▶ EXERCISE DETAILS: Scan the records below. Copy every line in which the word "protein" appears.

▶ DATA FOR PROCESSING:
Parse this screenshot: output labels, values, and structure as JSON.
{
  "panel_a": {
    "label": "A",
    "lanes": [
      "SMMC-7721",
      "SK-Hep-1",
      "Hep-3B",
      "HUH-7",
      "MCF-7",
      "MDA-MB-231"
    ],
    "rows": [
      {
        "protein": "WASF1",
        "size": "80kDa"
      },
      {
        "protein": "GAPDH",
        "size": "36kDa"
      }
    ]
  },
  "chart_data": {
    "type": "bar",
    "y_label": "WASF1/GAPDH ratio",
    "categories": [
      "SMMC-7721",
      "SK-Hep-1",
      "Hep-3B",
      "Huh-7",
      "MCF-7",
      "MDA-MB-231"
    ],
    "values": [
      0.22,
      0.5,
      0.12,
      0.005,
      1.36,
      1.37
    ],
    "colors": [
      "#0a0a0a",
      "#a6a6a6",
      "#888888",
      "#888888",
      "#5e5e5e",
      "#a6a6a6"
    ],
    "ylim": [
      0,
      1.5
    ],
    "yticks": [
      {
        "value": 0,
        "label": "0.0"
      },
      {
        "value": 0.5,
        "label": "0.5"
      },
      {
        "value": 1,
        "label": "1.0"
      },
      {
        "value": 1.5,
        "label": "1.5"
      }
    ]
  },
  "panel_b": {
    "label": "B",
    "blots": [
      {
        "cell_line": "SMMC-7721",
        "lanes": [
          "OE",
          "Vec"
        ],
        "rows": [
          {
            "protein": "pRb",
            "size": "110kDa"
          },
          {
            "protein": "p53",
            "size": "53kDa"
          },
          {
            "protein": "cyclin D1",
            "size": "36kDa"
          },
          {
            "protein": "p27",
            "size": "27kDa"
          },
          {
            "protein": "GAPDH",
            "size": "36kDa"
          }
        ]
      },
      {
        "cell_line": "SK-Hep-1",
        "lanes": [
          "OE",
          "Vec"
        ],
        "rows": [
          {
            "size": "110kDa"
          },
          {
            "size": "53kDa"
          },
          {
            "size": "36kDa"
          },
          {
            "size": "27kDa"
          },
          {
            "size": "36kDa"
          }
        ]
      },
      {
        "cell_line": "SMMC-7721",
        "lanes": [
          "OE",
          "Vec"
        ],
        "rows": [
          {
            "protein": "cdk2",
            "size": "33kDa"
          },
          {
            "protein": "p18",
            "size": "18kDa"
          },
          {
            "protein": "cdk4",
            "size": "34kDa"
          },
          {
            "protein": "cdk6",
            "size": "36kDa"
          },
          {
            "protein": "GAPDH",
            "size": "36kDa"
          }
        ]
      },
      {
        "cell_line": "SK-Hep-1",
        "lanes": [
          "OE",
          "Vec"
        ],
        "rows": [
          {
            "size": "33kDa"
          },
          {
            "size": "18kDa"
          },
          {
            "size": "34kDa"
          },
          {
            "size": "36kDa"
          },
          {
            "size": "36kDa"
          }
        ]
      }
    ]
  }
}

▶ RESULT:
        "protein": "WASF1",
        "protein": "GAPDH",
            "protein": "pRb",
            "protein": "p53",
            "protein": "cyclin D1",
            "protein": "p27",
            "protein": "GAPDH",
            "protein": "cdk2",
            "protein": "p18",
            "protein": "cdk4",
            "protein": "cdk6",
            "protein": "GAPDH",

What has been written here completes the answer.